TASK BRIEF:
Output the records exactly. Include every line.

[Figure data in JSON]
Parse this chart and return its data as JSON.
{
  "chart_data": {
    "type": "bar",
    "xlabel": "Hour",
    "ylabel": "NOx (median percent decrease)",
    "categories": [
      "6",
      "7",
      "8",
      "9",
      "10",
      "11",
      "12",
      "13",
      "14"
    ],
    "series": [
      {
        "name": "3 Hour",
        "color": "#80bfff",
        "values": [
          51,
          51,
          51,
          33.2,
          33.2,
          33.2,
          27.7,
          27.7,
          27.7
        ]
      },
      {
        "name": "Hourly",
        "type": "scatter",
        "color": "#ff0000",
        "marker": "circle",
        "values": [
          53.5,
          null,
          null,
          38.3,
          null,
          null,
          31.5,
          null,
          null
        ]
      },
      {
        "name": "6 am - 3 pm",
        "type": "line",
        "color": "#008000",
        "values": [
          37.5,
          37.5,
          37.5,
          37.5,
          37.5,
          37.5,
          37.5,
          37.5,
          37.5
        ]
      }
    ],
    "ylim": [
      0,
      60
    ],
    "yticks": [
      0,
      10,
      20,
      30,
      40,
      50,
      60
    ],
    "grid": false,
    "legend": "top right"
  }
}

WRITTEN RESPONSE:
Parse this chart and return its data as JSON.
{
  "chart_data": {
    "type": "bar",
    "xlabel": "Hour",
    "ylabel": "NOx (median percent decrease)",
    "categories": [
      "6",
      "7",
      "8",
      "9",
      "10",
      "11",
      "12",
      "13",
      "14"
    ],
    "series": [
      {
        "name": "3 Hour",
        "color": "#80bfff",
        "values": [
          51,
          51,
          51,
          33.2,
          33.2,
          33.2,
          27.7,
          27.7,
          27.7
        ]
      },
      {
        "name": "Hourly",
        "type": "scatter",
        "color": "#ff0000",
        "marker": "circle",
        "values": [
          53.5,
          null,
          null,
          38.3,
          null,
          null,
          31.5,
          null,
          null
        ]
      },
      {
        "name": "6 am - 3 pm",
        "type": "line",
        "color": "#008000",
        "values": [
          37.5,
          37.5,
          37.5,
          37.5,
          37.5,
          37.5,
          37.5,
          37.5,
          37.5
        ]
      }
    ],
    "ylim": [
      0,
      60
    ],
    "yticks": [
      0,
      10,
      20,
      30,
      40,
      50,
      60
    ],
    "grid": false,
    "legend": "top right"
  }
}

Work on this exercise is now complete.